• **Task details**
Retype all the records with nothing changed.

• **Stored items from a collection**
########################################

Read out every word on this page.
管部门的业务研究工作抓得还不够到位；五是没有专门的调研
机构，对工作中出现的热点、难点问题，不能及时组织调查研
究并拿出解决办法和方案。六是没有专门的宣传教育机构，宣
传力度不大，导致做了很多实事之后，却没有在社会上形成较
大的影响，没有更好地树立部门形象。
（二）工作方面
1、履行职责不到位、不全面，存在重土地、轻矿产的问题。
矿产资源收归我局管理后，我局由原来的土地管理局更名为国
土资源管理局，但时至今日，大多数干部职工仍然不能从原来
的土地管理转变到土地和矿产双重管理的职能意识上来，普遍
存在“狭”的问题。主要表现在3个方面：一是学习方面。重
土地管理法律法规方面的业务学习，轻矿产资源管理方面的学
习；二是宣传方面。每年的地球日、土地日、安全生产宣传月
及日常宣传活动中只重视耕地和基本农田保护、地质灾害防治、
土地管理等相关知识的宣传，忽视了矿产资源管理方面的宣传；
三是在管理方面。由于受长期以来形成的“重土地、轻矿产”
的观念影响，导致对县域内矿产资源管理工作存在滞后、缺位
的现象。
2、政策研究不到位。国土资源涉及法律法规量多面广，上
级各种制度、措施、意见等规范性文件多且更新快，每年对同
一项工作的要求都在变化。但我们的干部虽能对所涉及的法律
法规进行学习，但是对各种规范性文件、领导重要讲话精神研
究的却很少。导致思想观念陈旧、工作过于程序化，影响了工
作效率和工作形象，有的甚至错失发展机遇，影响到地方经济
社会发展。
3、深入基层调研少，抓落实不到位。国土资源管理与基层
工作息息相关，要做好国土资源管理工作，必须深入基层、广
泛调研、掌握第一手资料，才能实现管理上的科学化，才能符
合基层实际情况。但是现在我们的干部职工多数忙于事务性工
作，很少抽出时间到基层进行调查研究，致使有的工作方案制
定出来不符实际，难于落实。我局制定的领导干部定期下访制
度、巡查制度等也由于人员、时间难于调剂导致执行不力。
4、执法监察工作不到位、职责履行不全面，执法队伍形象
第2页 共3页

########################################

• **Expected answer**
Read out every word on this page.
管部门的业务研究工作抓得还不够到位；五是没有专门的调研
机构，对工作中出现的热点、难点问题，不能及时组织调查研
究并拿出解决办法和方案。六是没有专门的宣传教育机构，宣
传力度不大，导致做了很多实事之后，却没有在社会上形成较
大的影响，没有更好地树立部门形象。
（二）工作方面
1、履行职责不到位、不全面，存在重土地、轻矿产的问题。
矿产资源收归我局管理后，我局由原来的土地管理局更名为国
土资源管理局，但时至今日，大多数干部职工仍然不能从原来
的土地管理转变到土地和矿产双重管理的职能意识上来，普遍
存在“狭”的问题。主要表现在3个方面：一是学习方面。重
土地管理法律法规方面的业务学习，轻矿产资源管理方面的学
习；二是宣传方面。每年的地球日、土地日、安全生产宣传月
及日常宣传活动中只重视耕地和基本农田保护、地质灾害防治、
土地管理等相关知识的宣传，忽视了矿产资源管理方面的宣传；
三是在管理方面。由于受长期以来形成的“重土地、轻矿产”
的观念影响，导致对县域内矿产资源管理工作存在滞后、缺位
的现象。
2、政策研究不到位。国土资源涉及法律法规量多面广，上
级各种制度、措施、意见等规范性文件多且更新快，每年对同
一项工作的要求都在变化。但我们的干部虽能对所涉及的法律
法规进行学习，但是对各种规范性文件、领导重要讲话精神研
究的却很少。导致思想观念陈旧、工作过于程序化，影响了工
作效率和工作形象，有的甚至错失发展机遇，影响到地方经济
社会发展。
3、深入基层调研少，抓落实不到位。国土资源管理与基层
工作息息相关，要做好国土资源管理工作，必须深入基层、广
泛调研、掌握第一手资料，才能实现管理上的科学化，才能符
合基层实际情况。但是现在我们的干部职工多数忙于事务性工
作，很少抽出时间到基层进行调查研究，致使有的工作方案制
定出来不符实际，难于落实。我局制定的领导干部定期下访制
度、巡查制度等也由于人员、时间难于调剂导致执行不力。
4、执法监察工作不到位、职责履行不全面，执法队伍形象
第2页 共3页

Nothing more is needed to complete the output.